● **Records for the task**
↓

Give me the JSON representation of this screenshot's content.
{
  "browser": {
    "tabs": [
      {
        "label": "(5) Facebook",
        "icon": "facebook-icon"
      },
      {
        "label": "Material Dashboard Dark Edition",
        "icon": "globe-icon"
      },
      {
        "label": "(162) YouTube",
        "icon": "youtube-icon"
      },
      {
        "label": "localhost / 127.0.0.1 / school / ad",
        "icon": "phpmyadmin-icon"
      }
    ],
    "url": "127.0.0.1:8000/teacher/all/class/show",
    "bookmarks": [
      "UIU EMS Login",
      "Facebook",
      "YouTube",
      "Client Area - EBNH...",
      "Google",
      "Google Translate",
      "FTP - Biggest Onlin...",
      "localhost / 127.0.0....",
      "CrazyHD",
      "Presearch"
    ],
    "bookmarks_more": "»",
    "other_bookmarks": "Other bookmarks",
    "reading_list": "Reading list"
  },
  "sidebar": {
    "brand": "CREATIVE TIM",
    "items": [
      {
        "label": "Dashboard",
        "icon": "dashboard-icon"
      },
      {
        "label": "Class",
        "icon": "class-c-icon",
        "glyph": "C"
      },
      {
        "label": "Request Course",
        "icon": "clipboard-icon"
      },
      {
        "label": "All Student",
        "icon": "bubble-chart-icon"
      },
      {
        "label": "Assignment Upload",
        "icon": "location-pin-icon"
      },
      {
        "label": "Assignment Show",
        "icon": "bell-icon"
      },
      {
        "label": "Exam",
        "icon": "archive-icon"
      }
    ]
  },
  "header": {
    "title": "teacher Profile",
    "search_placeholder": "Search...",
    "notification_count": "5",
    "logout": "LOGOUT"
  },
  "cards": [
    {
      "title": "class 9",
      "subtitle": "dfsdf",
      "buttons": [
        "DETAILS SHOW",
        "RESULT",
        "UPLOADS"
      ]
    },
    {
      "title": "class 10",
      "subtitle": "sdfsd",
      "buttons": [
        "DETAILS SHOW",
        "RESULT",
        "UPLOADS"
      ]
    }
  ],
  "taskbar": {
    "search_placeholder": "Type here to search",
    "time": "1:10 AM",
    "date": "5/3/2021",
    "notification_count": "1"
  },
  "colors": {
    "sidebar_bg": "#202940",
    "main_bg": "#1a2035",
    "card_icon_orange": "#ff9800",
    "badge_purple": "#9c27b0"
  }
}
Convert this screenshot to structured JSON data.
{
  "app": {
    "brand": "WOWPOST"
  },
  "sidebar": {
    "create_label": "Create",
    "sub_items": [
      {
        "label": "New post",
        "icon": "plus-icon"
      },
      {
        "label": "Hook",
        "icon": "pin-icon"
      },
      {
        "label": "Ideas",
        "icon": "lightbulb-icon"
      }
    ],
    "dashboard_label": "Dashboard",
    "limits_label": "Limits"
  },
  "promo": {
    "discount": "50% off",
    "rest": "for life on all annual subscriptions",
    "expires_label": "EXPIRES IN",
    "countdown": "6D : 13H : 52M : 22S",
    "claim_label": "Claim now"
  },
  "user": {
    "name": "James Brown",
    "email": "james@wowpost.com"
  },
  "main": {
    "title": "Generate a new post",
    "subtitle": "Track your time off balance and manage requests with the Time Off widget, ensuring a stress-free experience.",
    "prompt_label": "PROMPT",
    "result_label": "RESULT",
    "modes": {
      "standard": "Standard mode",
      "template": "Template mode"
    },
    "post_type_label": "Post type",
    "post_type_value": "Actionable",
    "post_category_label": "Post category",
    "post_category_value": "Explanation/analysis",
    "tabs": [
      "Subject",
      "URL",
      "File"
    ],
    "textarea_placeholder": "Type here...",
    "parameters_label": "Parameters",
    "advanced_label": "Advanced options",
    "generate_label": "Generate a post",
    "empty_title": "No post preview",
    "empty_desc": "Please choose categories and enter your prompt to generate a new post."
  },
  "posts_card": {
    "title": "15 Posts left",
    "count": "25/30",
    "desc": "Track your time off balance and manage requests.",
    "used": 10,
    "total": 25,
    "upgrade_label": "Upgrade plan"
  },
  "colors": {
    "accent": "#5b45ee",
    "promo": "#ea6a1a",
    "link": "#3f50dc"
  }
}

↑

● **Problem to work on**
Print the whole listing exactly as it is.

● **Solution for this task**
Give me the JSON representation of this screenshot's content.
{
  "browser": {
    "tabs": [
      {
        "label": "(5) Facebook",
        "icon": "facebook-icon"
      },
      {
        "label": "Material Dashboard Dark Edition",
        "icon": "globe-icon"
      },
      {
        "label": "(162) YouTube",
        "icon": "youtube-icon"
      },
      {
        "label": "localhost / 127.0.0.1 / school / ad",
        "icon": "phpmyadmin-icon"
      }
    ],
    "url": "127.0.0.1:8000/teacher/all/class/show",
    "bookmarks": [
      "UIU EMS Login",
      "Facebook",
      "YouTube",
      "Client Area - EBNH...",
      "Google",
      "Google Translate",
      "FTP - Biggest Onlin...",
      "localhost / 127.0.0....",
      "CrazyHD",
      "Presearch"
    ],
    "bookmarks_more": "»",
    "other_bookmarks": "Other bookmarks",
    "reading_list": "Reading list"
  },
  "sidebar": {
    "brand": "CREATIVE TIM",
    "items": [
      {
        "label": "Dashboard",
        "icon": "dashboard-icon"
      },
      {
        "label": "Class",
        "icon": "class-c-icon",
        "glyph": "C"
      },
      {
        "label": "Request Course",
        "icon": "clipboard-icon"
      },
      {
        "label": "All Student",
        "icon": "bubble-chart-icon"
      },
      {
        "label": "Assignment Upload",
        "icon": "location-pin-icon"
      },
      {
        "label": "Assignment Show",
        "icon": "bell-icon"
      },
      {
        "label": "Exam",
        "icon": "archive-icon"
      }
    ]
  },
  "header": {
    "title": "teacher Profile",
    "search_placeholder": "Search...",
    "notification_count": "5",
    "logout": "LOGOUT"
  },
  "cards": [
    {
      "title": "class 9",
      "subtitle": "dfsdf",
      "buttons": [
        "DETAILS SHOW",
        "RESULT",
        "UPLOADS"
      ]
    },
    {
      "title": "class 10",
      "subtitle": "sdfsd",
      "buttons": [
        "DETAILS SHOW",
        "RESULT",
        "UPLOADS"
      ]
    }
  ],
  "taskbar": {
    "search_placeholder": "Type here to search",
    "time": "1:10 AM",
    "date": "5/3/2021",
    "notification_count": "1"
  },
  "colors": {
    "sidebar_bg": "#202940",
    "main_bg": "#1a2035",
    "card_icon_orange": "#ff9800",
    "badge_purple": "#9c27b0"
  }
}
Convert this screenshot to structured JSON data.
{
  "app": {
    "brand": "WOWPOST"
  },
  "sidebar": {
    "create_label": "Create",
    "sub_items": [
      {
        "label": "New post",
        "icon": "plus-icon"
      },
      {
        "label": "Hook",
        "icon": "pin-icon"
      },
      {
        "label": "Ideas",
        "icon": "lightbulb-icon"
      }
    ],
    "dashboard_label": "Dashboard",
    "limits_label": "Limits"
  },
  "promo": {
    "discount": "50% off",
    "rest": "for life on all annual subscriptions",
    "expires_label": "EXPIRES IN",
    "countdown": "6D : 13H : 52M : 22S",
    "claim_label": "Claim now"
  },
  "user": {
    "name": "James Brown",
    "email": "james@wowpost.com"
  },
  "main": {
    "title": "Generate a new post",
    "subtitle": "Track your time off balance and manage requests with the Time Off widget, ensuring a stress-free experience.",
    "prompt_label": "PROMPT",
    "result_label": "RESULT",
    "modes": {
      "standard": "Standard mode",
      "template": "Template mode"
    },
    "post_type_label": "Post type",
    "post_type_value": "Actionable",
    "post_category_label": "Post category",
    "post_category_value": "Explanation/analysis",
    "tabs": [
      "Subject",
      "URL",
      "File"
    ],
    "textarea_placeholder": "Type here...",
    "parameters_label": "Parameters",
    "advanced_label": "Advanced options",
    "generate_label": "Generate a post",
    "empty_title": "No post preview",
    "empty_desc": "Please choose categories and enter your prompt to generate a new post."
  },
  "posts_card": {
    "title": "15 Posts left",
    "count": "25/30",
    "desc": "Track your time off balance and manage requests.",
    "used": 10,
    "total": 25,
    "upgrade_label": "Upgrade plan"
  },
  "colors": {
    "accent": "#5b45ee",
    "promo": "#ea6a1a",
    "link": "#3f50dc"
  }
}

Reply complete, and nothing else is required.